**STATED GOAL:** Below are records; state how many of their lines hold the word "this", and give only the figure.

>> start

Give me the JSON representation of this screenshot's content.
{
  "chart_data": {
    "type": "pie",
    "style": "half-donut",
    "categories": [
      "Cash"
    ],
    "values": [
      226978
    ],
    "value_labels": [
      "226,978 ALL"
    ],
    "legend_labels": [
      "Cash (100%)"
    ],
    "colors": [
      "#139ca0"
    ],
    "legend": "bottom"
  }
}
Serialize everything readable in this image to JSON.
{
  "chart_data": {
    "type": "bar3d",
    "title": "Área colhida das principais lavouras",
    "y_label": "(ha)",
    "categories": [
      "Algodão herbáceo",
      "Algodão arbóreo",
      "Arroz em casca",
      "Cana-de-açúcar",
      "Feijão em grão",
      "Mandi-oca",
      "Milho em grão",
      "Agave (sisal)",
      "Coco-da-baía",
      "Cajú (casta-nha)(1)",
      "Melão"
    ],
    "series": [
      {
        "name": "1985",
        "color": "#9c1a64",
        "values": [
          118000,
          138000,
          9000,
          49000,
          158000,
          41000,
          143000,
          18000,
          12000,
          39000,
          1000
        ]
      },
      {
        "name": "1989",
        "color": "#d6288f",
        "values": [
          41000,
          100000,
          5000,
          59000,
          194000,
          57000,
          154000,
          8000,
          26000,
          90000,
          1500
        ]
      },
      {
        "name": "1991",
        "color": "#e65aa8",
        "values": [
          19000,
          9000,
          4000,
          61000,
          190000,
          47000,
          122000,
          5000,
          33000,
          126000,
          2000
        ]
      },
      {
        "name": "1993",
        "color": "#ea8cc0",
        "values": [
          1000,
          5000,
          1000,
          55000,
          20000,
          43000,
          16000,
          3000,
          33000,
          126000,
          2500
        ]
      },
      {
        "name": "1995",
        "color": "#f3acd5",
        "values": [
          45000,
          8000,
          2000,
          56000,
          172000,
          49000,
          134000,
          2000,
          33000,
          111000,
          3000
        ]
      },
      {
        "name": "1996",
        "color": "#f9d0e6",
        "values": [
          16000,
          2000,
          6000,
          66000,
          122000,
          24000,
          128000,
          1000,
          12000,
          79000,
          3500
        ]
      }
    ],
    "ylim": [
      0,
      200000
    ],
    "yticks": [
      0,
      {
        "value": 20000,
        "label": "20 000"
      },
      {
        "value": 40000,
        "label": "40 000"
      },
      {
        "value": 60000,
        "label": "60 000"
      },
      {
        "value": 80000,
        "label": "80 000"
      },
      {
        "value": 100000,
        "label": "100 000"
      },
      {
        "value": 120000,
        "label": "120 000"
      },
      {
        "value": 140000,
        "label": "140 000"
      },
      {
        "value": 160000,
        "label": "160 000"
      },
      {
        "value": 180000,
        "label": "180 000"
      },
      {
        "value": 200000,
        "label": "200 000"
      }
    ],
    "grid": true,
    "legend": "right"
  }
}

>> end

**IN RESPONSE:** 2